▶ [The input]
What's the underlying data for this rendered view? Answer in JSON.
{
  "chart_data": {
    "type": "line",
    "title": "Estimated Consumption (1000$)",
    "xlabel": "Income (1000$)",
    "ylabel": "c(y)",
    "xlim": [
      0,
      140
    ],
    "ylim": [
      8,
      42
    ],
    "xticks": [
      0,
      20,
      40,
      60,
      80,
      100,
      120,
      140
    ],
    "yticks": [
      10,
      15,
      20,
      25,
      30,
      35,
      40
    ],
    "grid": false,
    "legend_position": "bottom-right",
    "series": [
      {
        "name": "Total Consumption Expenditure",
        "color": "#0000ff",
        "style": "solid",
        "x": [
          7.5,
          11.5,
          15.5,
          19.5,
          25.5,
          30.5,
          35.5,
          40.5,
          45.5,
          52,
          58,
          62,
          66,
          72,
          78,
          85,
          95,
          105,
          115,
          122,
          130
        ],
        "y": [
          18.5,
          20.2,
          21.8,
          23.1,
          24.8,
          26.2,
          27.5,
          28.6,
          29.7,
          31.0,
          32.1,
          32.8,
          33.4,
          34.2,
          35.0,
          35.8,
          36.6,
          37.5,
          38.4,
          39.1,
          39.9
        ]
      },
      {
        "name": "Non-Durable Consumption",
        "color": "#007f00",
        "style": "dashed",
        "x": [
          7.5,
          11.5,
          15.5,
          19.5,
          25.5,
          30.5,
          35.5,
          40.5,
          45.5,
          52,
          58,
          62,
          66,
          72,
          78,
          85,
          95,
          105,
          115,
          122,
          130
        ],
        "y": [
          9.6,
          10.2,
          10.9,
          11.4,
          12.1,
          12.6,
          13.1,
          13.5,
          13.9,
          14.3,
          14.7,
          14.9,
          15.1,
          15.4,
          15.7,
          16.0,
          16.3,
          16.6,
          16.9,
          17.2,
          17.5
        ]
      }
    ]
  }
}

▶ [Aim of the task] Reproduce the material above exactly; please quote every line of it.

▶ [The reply]
What's the underlying data for this rendered view? Answer in JSON.
{
  "chart_data": {
    "type": "line",
    "title": "Estimated Consumption (1000$)",
    "xlabel": "Income (1000$)",
    "ylabel": "c(y)",
    "xlim": [
      0,
      140
    ],
    "ylim": [
      8,
      42
    ],
    "xticks": [
      0,
      20,
      40,
      60,
      80,
      100,
      120,
      140
    ],
    "yticks": [
      10,
      15,
      20,
      25,
      30,
      35,
      40
    ],
    "grid": false,
    "legend_position": "bottom-right",
    "series": [
      {
        "name": "Total Consumption Expenditure",
        "color": "#0000ff",
        "style": "solid",
        "x": [
          7.5,
          11.5,
          15.5,
          19.5,
          25.5,
          30.5,
          35.5,
          40.5,
          45.5,
          52,
          58,
          62,
          66,
          72,
          78,
          85,
          95,
          105,
          115,
          122,
          130
        ],
        "y": [
          18.5,
          20.2,
          21.8,
          23.1,
          24.8,
          26.2,
          27.5,
          28.6,
          29.7,
          31.0,
          32.1,
          32.8,
          33.4,
          34.2,
          35.0,
          35.8,
          36.6,
          37.5,
          38.4,
          39.1,
          39.9
        ]
      },
      {
        "name": "Non-Durable Consumption",
        "color": "#007f00",
        "style": "dashed",
        "x": [
          7.5,
          11.5,
          15.5,
          19.5,
          25.5,
          30.5,
          35.5,
          40.5,
          45.5,
          52,
          58,
          62,
          66,
          72,
          78,
          85,
          95,
          105,
          115,
          122,
          130
        ],
        "y": [
          9.6,
          10.2,
          10.9,
          11.4,
          12.1,
          12.6,
          13.1,
          13.5,
          13.9,
          14.3,
          14.7,
          14.9,
          15.1,
          15.4,
          15.7,
          16.0,
          16.3,
          16.6,
          16.9,
          17.2,
          17.5
        ]
      }
    ]
  }
}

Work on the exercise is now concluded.